--- Start of Data supplied ---

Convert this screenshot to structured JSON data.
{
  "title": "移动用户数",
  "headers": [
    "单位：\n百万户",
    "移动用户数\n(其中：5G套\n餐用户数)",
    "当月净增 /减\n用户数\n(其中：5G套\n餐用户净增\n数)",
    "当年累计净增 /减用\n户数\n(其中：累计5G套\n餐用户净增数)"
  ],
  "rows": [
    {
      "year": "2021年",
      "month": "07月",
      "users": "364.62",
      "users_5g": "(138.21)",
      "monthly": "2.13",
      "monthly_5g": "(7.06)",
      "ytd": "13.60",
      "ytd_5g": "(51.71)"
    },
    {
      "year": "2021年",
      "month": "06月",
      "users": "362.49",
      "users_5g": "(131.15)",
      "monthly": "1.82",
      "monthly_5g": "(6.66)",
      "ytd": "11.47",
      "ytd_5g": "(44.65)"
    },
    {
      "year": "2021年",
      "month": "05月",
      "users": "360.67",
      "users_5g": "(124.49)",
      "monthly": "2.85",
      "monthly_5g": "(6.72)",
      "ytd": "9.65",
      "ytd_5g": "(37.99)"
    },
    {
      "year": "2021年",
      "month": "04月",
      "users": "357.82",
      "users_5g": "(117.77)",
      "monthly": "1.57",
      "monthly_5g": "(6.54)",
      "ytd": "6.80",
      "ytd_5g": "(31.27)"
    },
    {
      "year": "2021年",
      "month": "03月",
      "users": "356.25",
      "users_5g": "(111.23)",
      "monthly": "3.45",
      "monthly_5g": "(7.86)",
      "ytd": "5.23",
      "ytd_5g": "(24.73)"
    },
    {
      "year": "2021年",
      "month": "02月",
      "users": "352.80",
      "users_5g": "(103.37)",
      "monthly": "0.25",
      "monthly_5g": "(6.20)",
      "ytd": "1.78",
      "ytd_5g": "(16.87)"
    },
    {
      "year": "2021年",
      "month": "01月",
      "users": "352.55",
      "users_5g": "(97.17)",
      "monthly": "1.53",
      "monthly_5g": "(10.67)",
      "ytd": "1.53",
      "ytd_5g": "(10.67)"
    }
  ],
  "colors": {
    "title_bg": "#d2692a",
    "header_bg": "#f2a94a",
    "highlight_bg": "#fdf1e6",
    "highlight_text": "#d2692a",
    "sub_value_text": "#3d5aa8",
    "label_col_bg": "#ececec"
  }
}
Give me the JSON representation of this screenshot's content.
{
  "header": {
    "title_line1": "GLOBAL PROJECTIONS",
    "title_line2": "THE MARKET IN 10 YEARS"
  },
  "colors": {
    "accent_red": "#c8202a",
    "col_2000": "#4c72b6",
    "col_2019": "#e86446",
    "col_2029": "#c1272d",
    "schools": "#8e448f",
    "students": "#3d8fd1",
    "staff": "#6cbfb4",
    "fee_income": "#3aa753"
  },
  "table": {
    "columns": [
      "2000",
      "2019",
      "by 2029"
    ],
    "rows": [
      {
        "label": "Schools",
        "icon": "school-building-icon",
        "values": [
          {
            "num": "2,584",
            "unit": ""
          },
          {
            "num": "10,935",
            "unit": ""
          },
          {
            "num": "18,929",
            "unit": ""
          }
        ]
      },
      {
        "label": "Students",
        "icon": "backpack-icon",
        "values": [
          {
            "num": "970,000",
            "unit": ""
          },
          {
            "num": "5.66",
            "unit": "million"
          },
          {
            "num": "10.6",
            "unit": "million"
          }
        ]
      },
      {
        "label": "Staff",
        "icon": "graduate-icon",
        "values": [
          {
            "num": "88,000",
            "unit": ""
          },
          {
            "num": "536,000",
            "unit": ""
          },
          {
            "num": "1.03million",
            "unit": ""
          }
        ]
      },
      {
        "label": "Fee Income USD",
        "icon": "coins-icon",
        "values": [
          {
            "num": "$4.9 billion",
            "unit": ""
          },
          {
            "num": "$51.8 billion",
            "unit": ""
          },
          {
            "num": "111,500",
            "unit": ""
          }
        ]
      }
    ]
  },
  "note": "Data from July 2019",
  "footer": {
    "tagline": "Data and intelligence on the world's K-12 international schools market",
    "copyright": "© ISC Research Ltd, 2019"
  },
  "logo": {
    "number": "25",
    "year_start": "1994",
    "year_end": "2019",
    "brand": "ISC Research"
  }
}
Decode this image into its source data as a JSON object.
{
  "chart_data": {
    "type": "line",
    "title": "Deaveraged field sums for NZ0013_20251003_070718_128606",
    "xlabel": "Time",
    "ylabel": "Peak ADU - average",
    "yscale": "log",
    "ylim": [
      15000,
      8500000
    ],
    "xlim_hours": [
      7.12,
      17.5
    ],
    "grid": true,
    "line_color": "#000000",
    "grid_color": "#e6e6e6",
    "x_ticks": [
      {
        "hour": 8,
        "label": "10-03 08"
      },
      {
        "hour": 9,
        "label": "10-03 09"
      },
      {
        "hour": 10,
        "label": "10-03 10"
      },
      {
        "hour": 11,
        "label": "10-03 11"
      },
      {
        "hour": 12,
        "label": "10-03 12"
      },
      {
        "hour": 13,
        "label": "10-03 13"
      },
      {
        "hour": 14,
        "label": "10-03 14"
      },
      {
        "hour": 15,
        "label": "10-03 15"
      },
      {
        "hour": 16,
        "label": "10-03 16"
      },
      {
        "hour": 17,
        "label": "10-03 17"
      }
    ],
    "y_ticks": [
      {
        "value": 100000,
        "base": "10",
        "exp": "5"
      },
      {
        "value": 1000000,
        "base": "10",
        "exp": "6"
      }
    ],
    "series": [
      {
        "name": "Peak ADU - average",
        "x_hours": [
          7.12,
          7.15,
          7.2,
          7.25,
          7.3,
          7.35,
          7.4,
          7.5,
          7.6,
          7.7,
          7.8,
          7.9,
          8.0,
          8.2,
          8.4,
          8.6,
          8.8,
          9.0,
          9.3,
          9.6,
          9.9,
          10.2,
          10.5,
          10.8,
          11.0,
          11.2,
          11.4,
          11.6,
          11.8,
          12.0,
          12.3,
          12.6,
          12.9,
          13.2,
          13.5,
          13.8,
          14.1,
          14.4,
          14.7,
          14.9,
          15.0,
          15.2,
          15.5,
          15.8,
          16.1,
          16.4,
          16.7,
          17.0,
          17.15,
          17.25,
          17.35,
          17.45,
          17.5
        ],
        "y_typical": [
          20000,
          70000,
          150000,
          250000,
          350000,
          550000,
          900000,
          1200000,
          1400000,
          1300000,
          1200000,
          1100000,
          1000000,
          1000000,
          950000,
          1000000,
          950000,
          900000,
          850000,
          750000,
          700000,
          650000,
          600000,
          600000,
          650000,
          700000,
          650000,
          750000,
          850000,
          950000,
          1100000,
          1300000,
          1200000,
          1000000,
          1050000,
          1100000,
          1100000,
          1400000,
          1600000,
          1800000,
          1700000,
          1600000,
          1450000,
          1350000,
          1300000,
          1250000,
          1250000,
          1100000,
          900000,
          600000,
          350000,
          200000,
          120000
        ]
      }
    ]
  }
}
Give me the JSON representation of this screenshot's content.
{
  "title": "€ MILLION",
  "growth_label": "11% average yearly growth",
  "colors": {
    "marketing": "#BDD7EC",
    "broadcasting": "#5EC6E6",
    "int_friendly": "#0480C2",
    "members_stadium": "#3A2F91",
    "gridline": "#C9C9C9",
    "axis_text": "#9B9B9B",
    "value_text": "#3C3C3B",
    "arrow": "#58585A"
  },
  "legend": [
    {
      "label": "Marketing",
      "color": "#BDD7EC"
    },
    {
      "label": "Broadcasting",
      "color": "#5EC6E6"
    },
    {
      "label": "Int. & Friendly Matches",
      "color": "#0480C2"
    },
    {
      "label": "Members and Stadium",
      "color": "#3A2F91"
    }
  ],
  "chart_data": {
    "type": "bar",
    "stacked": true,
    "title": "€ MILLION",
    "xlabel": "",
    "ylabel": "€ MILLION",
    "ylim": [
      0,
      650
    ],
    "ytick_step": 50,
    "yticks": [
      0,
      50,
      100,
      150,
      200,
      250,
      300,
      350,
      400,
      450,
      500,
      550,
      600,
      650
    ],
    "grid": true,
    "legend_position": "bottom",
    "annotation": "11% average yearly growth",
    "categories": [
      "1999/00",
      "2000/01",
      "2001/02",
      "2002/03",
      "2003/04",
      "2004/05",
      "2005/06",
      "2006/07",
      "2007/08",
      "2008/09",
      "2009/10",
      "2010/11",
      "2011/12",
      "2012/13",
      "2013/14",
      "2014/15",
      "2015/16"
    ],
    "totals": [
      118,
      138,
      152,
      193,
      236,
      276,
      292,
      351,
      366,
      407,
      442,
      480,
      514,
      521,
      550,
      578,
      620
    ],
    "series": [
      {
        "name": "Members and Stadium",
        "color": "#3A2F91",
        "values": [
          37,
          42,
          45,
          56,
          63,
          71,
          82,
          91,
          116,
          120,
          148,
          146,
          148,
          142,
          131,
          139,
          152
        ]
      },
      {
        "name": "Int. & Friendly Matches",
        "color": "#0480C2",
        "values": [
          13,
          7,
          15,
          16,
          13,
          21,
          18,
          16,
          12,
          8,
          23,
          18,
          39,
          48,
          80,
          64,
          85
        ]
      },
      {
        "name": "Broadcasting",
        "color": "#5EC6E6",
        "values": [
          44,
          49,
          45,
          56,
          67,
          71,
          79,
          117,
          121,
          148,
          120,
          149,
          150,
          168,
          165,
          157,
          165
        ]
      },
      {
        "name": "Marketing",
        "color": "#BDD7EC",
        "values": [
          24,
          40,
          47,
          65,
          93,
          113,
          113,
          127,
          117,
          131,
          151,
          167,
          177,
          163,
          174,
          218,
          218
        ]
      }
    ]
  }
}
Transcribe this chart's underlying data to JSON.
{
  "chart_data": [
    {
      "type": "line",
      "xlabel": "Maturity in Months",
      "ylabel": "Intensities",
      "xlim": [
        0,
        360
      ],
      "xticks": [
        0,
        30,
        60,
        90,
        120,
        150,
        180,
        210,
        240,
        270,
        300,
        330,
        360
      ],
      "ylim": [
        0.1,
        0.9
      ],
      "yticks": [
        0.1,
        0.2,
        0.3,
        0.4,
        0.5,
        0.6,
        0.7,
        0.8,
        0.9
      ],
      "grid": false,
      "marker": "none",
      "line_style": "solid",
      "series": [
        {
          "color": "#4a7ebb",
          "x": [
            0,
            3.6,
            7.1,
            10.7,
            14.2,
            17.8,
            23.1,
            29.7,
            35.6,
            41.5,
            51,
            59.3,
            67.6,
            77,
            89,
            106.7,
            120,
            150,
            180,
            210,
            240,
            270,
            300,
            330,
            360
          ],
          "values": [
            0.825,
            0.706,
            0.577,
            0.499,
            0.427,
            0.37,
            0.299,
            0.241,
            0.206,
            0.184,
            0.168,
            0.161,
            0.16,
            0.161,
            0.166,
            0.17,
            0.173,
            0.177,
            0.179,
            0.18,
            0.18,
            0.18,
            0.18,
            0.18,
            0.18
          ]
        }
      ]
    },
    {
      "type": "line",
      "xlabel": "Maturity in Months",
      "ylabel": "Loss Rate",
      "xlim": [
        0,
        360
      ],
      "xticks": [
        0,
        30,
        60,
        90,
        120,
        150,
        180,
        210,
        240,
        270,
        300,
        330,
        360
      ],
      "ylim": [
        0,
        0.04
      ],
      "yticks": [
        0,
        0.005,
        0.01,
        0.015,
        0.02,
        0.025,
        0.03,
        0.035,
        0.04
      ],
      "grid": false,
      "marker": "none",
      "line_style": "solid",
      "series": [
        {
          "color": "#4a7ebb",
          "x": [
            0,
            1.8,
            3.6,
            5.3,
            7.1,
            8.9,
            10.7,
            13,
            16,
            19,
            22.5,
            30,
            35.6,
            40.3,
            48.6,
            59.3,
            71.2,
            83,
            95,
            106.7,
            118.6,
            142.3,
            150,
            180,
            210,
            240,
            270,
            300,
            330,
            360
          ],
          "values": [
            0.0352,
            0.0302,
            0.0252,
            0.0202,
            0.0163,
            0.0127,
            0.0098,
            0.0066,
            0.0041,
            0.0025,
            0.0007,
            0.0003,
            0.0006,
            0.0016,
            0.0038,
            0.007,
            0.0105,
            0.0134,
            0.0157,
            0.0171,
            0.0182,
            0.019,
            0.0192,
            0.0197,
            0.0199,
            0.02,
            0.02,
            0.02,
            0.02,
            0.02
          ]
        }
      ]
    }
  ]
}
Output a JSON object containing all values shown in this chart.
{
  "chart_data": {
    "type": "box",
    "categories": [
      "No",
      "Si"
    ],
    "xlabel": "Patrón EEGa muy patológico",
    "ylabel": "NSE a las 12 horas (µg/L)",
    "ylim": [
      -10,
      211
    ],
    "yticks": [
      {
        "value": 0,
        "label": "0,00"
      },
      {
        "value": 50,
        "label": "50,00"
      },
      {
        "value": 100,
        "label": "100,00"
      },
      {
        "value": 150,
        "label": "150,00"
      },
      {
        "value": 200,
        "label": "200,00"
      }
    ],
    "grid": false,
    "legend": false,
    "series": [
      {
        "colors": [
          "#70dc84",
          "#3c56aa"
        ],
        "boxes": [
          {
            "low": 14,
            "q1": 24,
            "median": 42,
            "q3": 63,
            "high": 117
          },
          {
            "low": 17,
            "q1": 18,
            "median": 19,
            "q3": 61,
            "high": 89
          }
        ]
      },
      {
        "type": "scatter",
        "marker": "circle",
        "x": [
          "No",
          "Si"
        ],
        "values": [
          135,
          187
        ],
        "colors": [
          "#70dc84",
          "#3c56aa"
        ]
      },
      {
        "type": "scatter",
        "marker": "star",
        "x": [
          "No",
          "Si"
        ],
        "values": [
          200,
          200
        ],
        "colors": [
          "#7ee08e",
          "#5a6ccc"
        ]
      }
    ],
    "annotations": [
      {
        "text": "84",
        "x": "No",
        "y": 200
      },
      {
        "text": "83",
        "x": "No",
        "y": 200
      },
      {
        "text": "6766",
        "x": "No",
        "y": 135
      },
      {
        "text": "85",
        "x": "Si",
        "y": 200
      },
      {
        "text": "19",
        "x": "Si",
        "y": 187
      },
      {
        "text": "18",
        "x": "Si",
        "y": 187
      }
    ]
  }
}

--- End of Data supplied ---

■ **The request**
The lines above form a set of records; determine how many of them contain the string "this" and give that number alone.

■ **Written response**
6